**TEXTABSCHNITT**
☆ ☆ ☆

# Jenkins Build mit git Hashwert



## learningbydoing (25. Jul 2022)

Hallo zusammen,

ich habe ein neues Maven Projekt auf meinem Jenkins erstellt und mit meinem BitBucket Server verbunden. Das Projekt wird mit Jenkins gebaut und als .zip ausgegeben. Der aktuelle Name der Datei hat folgenden Aufbau: (Projektname)-(Version).zip. Ich möchte jedoch für die genauere Nachvollziehbarkeit noch den Hashwert des gebauten Commits / Tags an diesen Namen der .zip anfügen: (Projektname)-(Version)-(Hashwert).zip. Habt ihr da vielleicht eine Lösung für?

Im Internet finde ich dazu keinen richtig sinnvollen Artikel.


Vielen Dank schon einmal im Voraus!

☆ ☆ ☆

**ERFASSTE DATEN**
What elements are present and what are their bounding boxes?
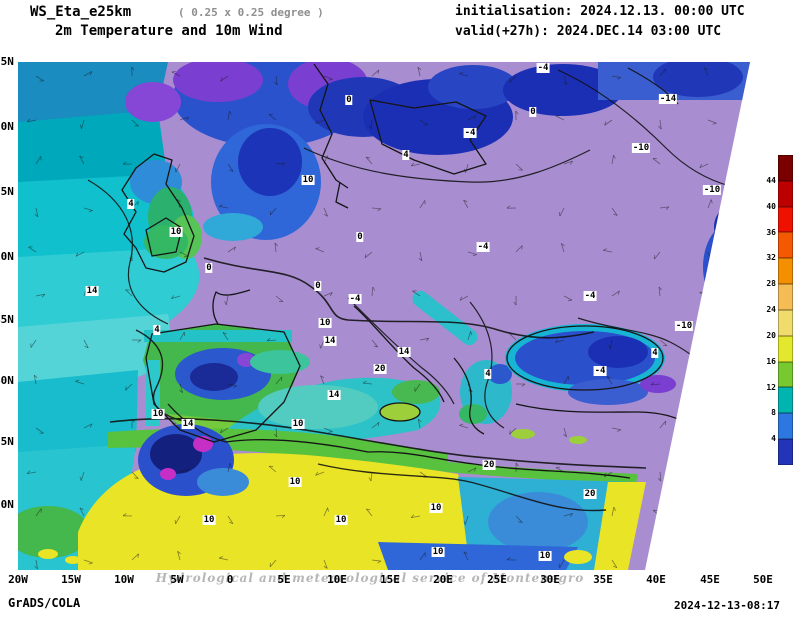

☆ ☆ ☆

**SCHRIFTLICHE AUFGABE A**
Beantworte anhand des Textabschnitts über den Jenkins-Build kurz die folgenden Fragen:
(i) Was für ein Projekt wurde auf dem Jenkins neu angelegt?
(ii) In welchem Dateiformat gibt Jenkins das gebaute Projekt aus?
(iii) Was soll zusätzlich an den Namen der Datei angehängt werden?
**SCHRIFTLICHE AUFGABE B**
Prüfe für jede Aussage, ob sie mit dem Textabschnitt über den Jenkins-Build übereinstimmt. Antworte jeweils mit Ja oder Nein und zitiere die entscheidenden Worte.
(i) Das Projekt ist mit einem BitBucket Server verbunden.
(ii) Der aktuelle Dateiname enthält bereits den Hashwert.
(iii) Im Internet gibt es nach Angabe des Textes einen passenden Artikel zu dem Problem.

**AUSGEARBEITETE ANTWORT A**
(i) Ein neues Maven Projekt.
(ii) Als .zip-Datei.
(iii) Der Hashwert des gebauten Commits / Tags.

**AUSGEARBEITETE ANTWORT B**
(i) Ja: „mit meinem BitBucket Server verbunden“
(ii) Nein: „Der aktuelle Name der Datei hat folgenden Aufbau: (Projektname)-(Version).zip.“
(iii) Nein: „Im Internet finde ich dazu keinen richtig sinnvollen Artikel.“